(Recorded data)
-- Start --
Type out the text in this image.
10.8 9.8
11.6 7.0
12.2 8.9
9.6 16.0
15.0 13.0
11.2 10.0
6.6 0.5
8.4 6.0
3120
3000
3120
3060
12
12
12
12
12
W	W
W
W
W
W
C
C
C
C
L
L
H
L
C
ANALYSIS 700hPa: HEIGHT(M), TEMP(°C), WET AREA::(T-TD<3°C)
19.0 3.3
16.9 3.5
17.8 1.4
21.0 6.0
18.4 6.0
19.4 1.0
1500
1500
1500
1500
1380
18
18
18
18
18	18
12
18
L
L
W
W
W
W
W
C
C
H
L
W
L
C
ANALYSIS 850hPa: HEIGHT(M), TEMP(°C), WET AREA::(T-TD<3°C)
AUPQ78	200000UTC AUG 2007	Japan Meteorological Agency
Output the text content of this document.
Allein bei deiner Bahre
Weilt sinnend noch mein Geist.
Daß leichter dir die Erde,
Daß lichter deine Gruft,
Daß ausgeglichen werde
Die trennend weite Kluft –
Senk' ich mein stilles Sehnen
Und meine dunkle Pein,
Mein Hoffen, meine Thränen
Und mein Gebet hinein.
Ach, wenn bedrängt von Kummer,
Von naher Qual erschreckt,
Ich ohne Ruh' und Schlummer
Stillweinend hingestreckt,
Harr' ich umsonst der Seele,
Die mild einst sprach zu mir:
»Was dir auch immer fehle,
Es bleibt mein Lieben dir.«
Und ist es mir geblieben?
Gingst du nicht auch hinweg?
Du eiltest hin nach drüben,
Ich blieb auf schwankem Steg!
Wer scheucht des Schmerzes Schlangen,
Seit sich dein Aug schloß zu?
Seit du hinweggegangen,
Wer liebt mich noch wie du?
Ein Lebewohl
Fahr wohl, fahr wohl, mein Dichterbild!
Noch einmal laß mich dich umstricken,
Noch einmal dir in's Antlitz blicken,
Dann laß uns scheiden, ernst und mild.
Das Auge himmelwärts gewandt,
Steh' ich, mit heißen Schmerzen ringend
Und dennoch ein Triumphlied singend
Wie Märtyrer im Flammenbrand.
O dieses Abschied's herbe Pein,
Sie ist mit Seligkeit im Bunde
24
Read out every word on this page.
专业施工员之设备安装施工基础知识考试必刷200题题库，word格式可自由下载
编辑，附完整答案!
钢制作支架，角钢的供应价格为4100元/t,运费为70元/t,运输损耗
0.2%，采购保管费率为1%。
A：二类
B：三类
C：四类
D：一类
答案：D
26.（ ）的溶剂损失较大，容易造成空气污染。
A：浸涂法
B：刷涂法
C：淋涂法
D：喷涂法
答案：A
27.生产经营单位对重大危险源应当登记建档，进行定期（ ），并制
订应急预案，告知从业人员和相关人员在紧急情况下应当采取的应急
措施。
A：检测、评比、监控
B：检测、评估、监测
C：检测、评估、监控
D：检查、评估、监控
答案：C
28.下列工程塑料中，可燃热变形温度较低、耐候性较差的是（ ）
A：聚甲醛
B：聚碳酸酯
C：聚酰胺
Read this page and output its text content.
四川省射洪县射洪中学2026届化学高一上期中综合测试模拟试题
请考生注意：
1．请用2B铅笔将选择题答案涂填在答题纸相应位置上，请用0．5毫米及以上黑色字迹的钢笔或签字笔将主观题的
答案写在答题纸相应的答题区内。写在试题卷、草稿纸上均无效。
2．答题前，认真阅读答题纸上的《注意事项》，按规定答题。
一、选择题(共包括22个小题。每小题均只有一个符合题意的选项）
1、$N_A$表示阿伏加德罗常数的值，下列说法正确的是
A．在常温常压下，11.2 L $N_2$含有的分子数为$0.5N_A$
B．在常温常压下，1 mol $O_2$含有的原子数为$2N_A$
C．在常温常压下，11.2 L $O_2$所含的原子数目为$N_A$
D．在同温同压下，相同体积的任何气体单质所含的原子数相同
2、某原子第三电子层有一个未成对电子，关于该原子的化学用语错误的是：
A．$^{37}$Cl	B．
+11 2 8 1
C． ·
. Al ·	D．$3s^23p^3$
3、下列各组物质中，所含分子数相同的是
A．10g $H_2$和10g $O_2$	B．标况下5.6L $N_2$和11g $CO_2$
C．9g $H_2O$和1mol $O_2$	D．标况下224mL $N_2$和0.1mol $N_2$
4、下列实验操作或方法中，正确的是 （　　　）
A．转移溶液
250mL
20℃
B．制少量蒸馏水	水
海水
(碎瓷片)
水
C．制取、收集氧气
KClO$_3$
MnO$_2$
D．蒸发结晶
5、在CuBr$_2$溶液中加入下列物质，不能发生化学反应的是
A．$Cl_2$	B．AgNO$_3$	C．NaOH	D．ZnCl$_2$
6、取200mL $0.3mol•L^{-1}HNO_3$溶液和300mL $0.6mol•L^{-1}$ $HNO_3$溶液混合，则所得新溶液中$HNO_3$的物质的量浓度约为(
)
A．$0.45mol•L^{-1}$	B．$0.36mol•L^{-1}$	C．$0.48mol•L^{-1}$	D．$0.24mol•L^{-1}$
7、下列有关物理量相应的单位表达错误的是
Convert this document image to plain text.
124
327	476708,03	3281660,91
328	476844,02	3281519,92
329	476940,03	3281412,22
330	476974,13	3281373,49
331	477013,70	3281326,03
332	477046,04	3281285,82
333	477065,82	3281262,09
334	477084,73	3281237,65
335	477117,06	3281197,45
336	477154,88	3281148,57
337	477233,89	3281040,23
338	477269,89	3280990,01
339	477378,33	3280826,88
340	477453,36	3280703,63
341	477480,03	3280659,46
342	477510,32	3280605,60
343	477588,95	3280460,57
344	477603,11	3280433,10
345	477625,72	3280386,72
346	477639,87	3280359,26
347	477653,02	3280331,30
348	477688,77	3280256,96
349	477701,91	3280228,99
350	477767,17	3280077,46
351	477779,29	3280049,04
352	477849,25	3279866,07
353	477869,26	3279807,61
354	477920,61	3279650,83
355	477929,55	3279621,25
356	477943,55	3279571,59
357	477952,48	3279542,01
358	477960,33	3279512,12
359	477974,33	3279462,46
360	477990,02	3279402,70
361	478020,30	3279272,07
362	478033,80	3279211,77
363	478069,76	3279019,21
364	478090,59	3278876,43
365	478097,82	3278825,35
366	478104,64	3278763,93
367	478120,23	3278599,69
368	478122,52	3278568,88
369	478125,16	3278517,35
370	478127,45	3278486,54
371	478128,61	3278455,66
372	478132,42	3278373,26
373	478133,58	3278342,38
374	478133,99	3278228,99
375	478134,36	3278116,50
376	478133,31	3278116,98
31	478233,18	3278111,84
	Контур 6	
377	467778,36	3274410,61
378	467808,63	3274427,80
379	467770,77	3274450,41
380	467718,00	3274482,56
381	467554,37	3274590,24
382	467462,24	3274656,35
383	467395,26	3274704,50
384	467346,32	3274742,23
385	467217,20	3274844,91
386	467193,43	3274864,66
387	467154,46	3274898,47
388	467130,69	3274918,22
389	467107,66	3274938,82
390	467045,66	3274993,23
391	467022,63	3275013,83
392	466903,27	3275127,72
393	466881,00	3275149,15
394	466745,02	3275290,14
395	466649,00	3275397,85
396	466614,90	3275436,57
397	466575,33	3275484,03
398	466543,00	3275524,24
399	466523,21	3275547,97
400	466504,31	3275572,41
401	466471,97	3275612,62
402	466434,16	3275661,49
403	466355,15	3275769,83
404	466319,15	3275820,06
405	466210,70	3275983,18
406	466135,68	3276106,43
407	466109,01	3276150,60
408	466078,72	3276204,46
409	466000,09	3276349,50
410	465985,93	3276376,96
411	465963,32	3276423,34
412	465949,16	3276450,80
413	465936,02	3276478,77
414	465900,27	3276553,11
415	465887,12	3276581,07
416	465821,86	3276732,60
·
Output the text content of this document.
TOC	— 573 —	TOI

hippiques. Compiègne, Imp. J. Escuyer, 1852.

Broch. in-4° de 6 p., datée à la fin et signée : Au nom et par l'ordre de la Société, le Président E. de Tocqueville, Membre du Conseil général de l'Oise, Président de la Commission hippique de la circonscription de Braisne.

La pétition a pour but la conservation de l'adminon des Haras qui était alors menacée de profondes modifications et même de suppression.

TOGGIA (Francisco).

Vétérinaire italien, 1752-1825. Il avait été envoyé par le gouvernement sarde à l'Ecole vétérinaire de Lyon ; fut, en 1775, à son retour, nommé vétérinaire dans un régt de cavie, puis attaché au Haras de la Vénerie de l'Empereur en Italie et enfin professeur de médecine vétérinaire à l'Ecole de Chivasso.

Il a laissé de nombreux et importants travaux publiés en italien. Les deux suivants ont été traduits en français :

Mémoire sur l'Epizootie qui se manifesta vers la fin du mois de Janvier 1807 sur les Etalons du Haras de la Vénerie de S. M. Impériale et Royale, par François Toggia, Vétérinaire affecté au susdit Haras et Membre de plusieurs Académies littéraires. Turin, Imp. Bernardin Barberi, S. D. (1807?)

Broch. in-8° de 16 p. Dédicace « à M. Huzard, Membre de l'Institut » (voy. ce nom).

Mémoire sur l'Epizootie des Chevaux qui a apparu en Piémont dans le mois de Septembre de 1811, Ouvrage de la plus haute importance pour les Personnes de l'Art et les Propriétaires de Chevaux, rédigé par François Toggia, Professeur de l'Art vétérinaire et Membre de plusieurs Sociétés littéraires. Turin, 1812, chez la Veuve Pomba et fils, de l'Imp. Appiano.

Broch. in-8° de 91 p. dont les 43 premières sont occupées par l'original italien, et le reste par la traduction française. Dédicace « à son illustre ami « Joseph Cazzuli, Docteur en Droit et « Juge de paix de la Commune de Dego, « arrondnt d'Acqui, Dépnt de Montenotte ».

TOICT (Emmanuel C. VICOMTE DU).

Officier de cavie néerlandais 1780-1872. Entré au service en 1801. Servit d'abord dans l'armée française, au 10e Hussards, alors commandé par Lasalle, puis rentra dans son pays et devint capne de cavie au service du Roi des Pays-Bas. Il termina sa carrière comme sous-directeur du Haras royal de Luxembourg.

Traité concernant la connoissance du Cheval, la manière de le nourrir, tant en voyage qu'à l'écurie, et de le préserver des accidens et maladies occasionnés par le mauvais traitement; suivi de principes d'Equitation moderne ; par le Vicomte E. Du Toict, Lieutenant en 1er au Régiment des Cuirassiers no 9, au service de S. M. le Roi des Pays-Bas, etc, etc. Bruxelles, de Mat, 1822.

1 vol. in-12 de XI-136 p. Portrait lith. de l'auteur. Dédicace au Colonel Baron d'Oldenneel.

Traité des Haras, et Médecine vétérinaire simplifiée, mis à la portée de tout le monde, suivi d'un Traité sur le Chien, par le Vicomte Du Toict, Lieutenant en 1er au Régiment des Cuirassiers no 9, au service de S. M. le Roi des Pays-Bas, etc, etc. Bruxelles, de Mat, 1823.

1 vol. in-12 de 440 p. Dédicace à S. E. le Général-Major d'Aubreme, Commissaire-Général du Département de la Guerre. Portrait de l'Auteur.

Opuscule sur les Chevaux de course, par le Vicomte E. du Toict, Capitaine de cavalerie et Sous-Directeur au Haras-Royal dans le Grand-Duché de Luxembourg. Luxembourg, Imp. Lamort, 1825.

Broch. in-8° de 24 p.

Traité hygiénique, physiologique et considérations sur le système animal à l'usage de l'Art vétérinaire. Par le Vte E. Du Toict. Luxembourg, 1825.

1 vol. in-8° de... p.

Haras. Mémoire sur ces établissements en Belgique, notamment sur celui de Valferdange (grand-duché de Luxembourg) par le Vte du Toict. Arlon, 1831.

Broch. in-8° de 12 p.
-- End --
### WHAT YOU SHOULD DO
Some lines of the data may hold the word "Luxembourg". Say how many do, with nothing else.

### PROBLEM SOLUTION
4